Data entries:
+++

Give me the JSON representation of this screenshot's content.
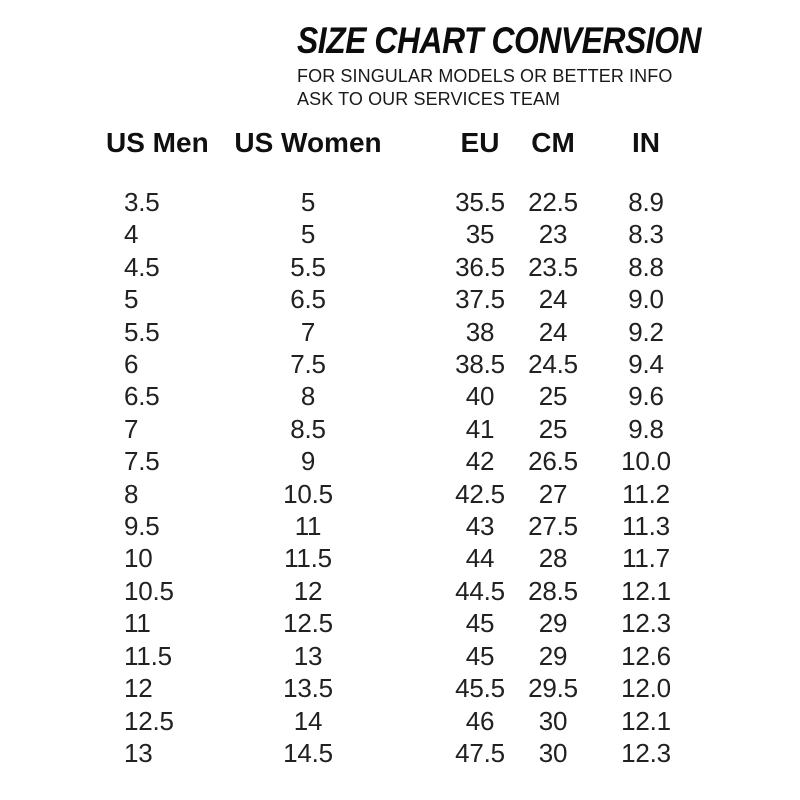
{
  "header": {
    "title": "SIZE CHART CONVERSION",
    "subtitle_line1": "FOR SINGULAR MODELS OR BETTER INFO",
    "subtitle_line2": "ASK TO OUR SERVICES TEAM"
  },
  "chart_data": {
    "type": "table",
    "title": "SIZE CHART CONVERSION",
    "columns": [
      "US Men",
      "US Women",
      "EU",
      "CM",
      "IN"
    ],
    "rows": [
      [
        "3.5",
        "5",
        "35.5",
        "22.5",
        "8.9"
      ],
      [
        "4",
        "5",
        "35",
        "23",
        "8.3"
      ],
      [
        "4.5",
        "5.5",
        "36.5",
        "23.5",
        "8.8"
      ],
      [
        "5",
        "6.5",
        "37.5",
        "24",
        "9.0"
      ],
      [
        "5.5",
        "7",
        "38",
        "24",
        "9.2"
      ],
      [
        "6",
        "7.5",
        "38.5",
        "24.5",
        "9.4"
      ],
      [
        "6.5",
        "8",
        "40",
        "25",
        "9.6"
      ],
      [
        "7",
        "8.5",
        "41",
        "25",
        "9.8"
      ],
      [
        "7.5",
        "9",
        "42",
        "26.5",
        "10.0"
      ],
      [
        "8",
        "10.5",
        "42.5",
        "27",
        "11.2"
      ],
      [
        "9.5",
        "11",
        "43",
        "27.5",
        "11.3"
      ],
      [
        "10",
        "11.5",
        "44",
        "28",
        "11.7"
      ],
      [
        "10.5",
        "12",
        "44.5",
        "28.5",
        "12.1"
      ],
      [
        "11",
        "12.5",
        "45",
        "29",
        "12.3"
      ],
      [
        "11.5",
        "13",
        "45",
        "29",
        "12.6"
      ],
      [
        "12",
        "13.5",
        "45.5",
        "29.5",
        "12.0"
      ],
      [
        "12.5",
        "14",
        "46",
        "30",
        "12.1"
      ],
      [
        "13",
        "14.5",
        "47.5",
        "30",
        "12.3"
      ]
    ],
    "layout": {
      "grid": false,
      "borders": false,
      "first_column_align": "left",
      "other_columns_align": "center"
    }
  },
  "colors": {
    "background": "#ffffff",
    "title_text": "#0c0c0c",
    "body_text": "#212121"
  }
}
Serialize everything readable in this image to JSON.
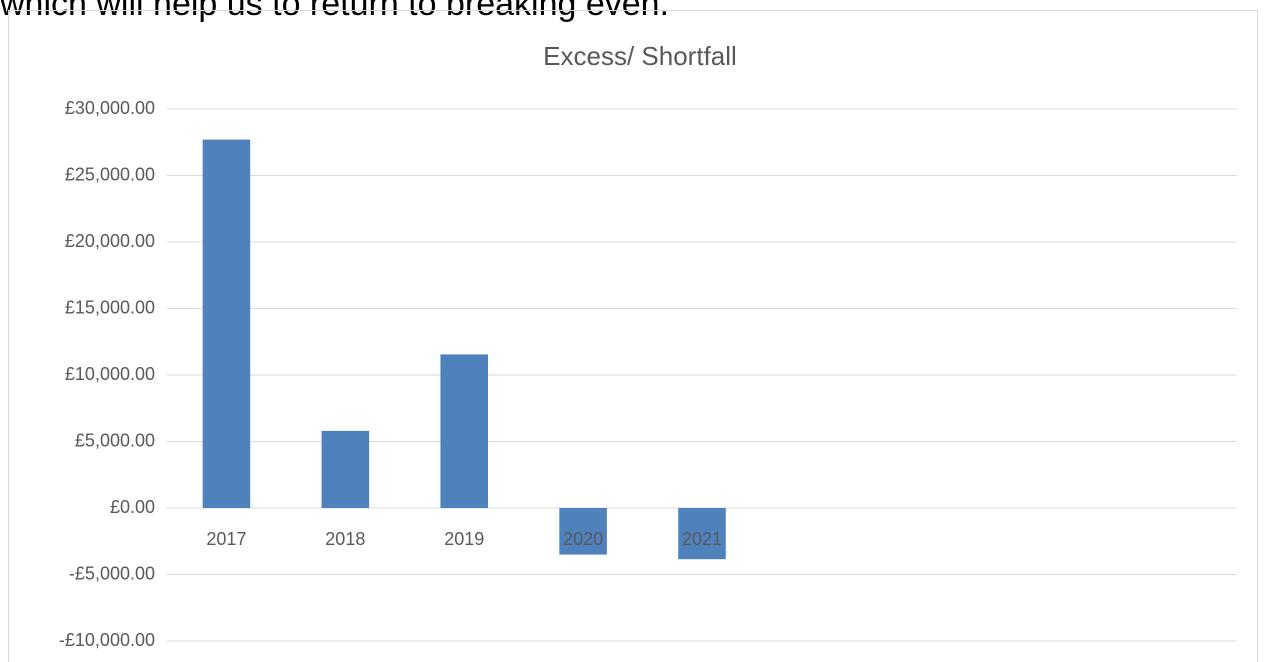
{
  "caption": "which will help us to return to breaking even.",
  "chart_data": {
    "type": "bar",
    "title": "Excess/ Shortfall",
    "categories": [
      "2017",
      "2018",
      "2019",
      "2020",
      "2021",
      null,
      null,
      null,
      null
    ],
    "values": [
      27700,
      5800,
      11550,
      -3500,
      -3850,
      null,
      null,
      null,
      null
    ],
    "color": "#4f81bd",
    "ylim": [
      -10000,
      30000
    ],
    "yticks": [
      {
        "value": -10000,
        "label": "-£10,000.00"
      },
      {
        "value": -5000,
        "label": "-£5,000.00"
      },
      {
        "value": 0,
        "label": "£0.00"
      },
      {
        "value": 5000,
        "label": "£5,000.00"
      },
      {
        "value": 10000,
        "label": "£10,000.00"
      },
      {
        "value": 15000,
        "label": "£15,000.00"
      },
      {
        "value": 20000,
        "label": "£20,000.00"
      },
      {
        "value": 25000,
        "label": "£25,000.00"
      },
      {
        "value": 30000,
        "label": "£30,000.00"
      }
    ],
    "grid": true
  }
}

+++

§ GIVEN TASK: Exclude the pictures, and output exactly the lines from the one with "Serialize everything readable" through the last line of the records, both included.

§ FULL OUTPUT:
Serialize everything readable in this image to JSON.
{
  "caption": "which will help us to return to breaking even.",
  "chart_data": {
    "type": "bar",
    "title": "Excess/ Shortfall",
    "categories": [
      "2017",
      "2018",
      "2019",
      "2020",
      "2021",
      null,
      null,
      null,
      null
    ],
    "values": [
      27700,
      5800,
      11550,
      -3500,
      -3850,
      null,
      null,
      null,
      null
    ],
    "color": "#4f81bd",
    "ylim": [
      -10000,
      30000
    ],
    "yticks": [
      {
        "value": -10000,
        "label": "-£10,000.00"
      },
      {
        "value": -5000,
        "label": "-£5,000.00"
      },
      {
        "value": 0,
        "label": "£0.00"
      },
      {
        "value": 5000,
        "label": "£5,000.00"
      },
      {
        "value": 10000,
        "label": "£10,000.00"
      },
      {
        "value": 15000,
        "label": "£15,000.00"
      },
      {
        "value": 20000,
        "label": "£20,000.00"
      },
      {
        "value": 25000,
        "label": "£25,000.00"
      },
      {
        "value": 30000,
        "label": "£30,000.00"
      }
    ],
    "grid": true
  }
}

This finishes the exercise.